Start The data

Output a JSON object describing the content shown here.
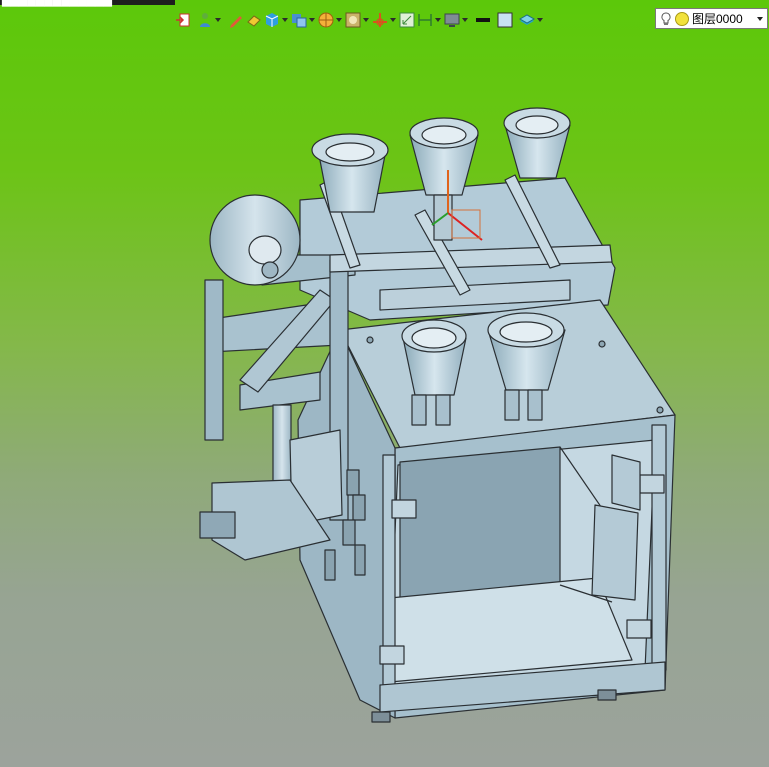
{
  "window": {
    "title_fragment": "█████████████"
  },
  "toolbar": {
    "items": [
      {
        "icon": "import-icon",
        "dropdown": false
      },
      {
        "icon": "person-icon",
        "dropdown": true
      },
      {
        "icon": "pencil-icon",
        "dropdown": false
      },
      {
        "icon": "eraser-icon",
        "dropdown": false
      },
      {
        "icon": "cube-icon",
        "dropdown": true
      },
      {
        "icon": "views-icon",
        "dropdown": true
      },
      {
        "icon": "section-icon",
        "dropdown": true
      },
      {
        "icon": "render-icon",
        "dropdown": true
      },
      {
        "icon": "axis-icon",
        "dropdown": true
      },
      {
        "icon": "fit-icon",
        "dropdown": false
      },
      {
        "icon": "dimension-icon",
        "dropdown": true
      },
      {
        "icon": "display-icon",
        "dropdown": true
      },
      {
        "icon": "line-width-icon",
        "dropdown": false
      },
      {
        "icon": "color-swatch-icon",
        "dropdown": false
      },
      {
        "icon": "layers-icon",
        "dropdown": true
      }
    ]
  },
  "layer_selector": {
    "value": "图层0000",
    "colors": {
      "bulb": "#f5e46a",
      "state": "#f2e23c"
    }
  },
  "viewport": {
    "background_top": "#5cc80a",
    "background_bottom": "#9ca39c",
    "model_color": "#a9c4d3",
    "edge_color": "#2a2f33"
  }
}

End The data
Start The data

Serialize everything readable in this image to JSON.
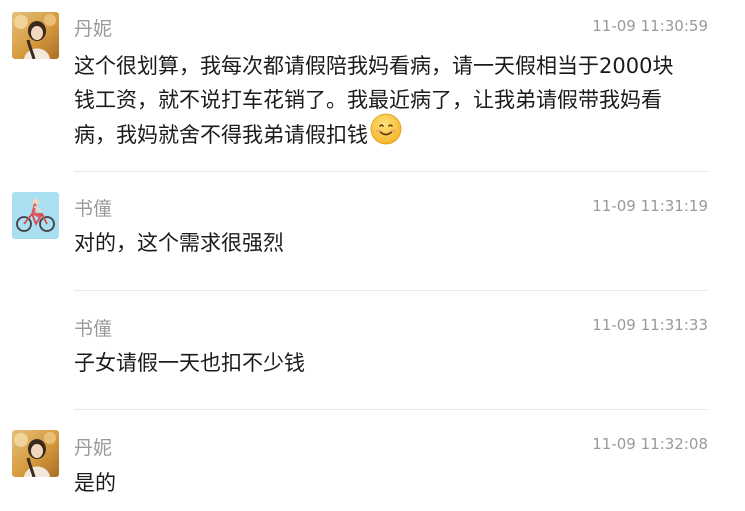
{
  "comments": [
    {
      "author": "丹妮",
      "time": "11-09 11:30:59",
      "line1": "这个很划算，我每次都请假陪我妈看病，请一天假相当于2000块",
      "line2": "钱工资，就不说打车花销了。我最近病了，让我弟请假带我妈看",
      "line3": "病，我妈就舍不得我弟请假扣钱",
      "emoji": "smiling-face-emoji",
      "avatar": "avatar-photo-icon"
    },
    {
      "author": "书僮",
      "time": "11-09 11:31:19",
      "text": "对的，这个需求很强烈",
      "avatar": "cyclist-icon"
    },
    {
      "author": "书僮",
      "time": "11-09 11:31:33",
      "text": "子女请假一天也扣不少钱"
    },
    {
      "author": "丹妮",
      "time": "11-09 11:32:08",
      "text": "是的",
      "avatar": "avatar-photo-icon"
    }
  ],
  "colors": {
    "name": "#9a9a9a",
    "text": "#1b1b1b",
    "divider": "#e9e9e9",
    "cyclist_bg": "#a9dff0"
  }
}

End The data

* [Problem requirements] Return a copy of every line that includes the word "text".

* [Solved problem]
      "text": "对的，这个需求很强烈",
      "text": "子女请假一天也扣不少钱"
      "text": "是的",
    "text": "#1b1b1b",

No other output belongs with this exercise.